GOAL: Search the data below for the string "index". Extract every line that contains it.

DATA FOR PROCESSING:
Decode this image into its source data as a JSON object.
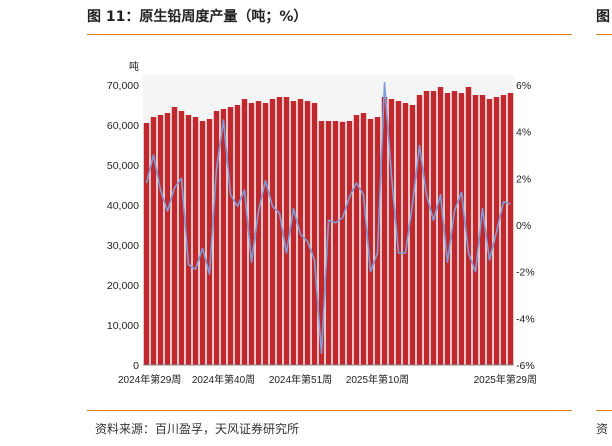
{
  "figure": {
    "title": "图 11：原生铅周度产量（吨；%）",
    "right_title_fragment": "图",
    "source": "资料来源：百川盈孚，天风证券研究所",
    "right_source_fragment": "资"
  },
  "colors": {
    "bar": "#c0282d",
    "line": "#7f9cd9",
    "rule": "#e8822a"
  },
  "chart_data": {
    "type": "bar",
    "unit_left": "吨",
    "y_left": {
      "min": 0,
      "max": 70000,
      "ticks": [
        "0",
        "10,000",
        "20,000",
        "30,000",
        "40,000",
        "50,000",
        "60,000",
        "70,000"
      ]
    },
    "y_right": {
      "min": -6,
      "max": 6,
      "ticks": [
        "-6%",
        "-4%",
        "-2%",
        "0%",
        "2%",
        "4%",
        "6%"
      ]
    },
    "x_tick_labels": [
      {
        "index": 0,
        "label": "2024年第29周"
      },
      {
        "index": 11,
        "label": "2024年第40周"
      },
      {
        "index": 22,
        "label": "2024年第51周"
      },
      {
        "index": 33,
        "label": "2025年第10周"
      },
      {
        "index": 52,
        "label": "2025年第29周"
      }
    ],
    "series": [
      {
        "kind": "bar",
        "axis": "left",
        "values": [
          60500,
          62000,
          62500,
          63000,
          64500,
          63500,
          62500,
          62000,
          61000,
          61500,
          63500,
          64000,
          64500,
          65000,
          66500,
          65500,
          66000,
          65500,
          66500,
          67000,
          67000,
          66000,
          66500,
          66000,
          65500,
          61000,
          61000,
          61000,
          60800,
          61000,
          62500,
          63000,
          61500,
          62000,
          67000,
          66500,
          66000,
          65500,
          65000,
          67500,
          68500,
          68500,
          69500,
          68000,
          68500,
          68000,
          69500,
          67500,
          67500,
          66500,
          67000,
          67500,
          68000
        ]
      },
      {
        "kind": "line",
        "axis": "right",
        "values": [
          1.8,
          3.0,
          1.5,
          0.6,
          1.6,
          2.0,
          -1.7,
          -1.9,
          -1.0,
          -2.1,
          2.4,
          4.5,
          1.3,
          0.8,
          1.5,
          -1.6,
          0.6,
          1.9,
          0.8,
          0.5,
          -1.2,
          0.7,
          -0.4,
          -0.7,
          -1.5,
          -5.5,
          0.2,
          0.1,
          0.3,
          1.2,
          1.8,
          1.3,
          -2.0,
          -1.2,
          6.1,
          2.1,
          -1.2,
          -1.2,
          0.9,
          3.4,
          1.3,
          0.2,
          1.3,
          -1.6,
          0.6,
          1.4,
          -1.2,
          -2.0,
          0.7,
          -1.5,
          -0.3,
          1.0,
          0.9
        ]
      }
    ]
  }
}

EXERCISE OUTPUT:
        "index": 0,
        "index": 11,
        "index": 22,
        "index": 33,
        "index": 52,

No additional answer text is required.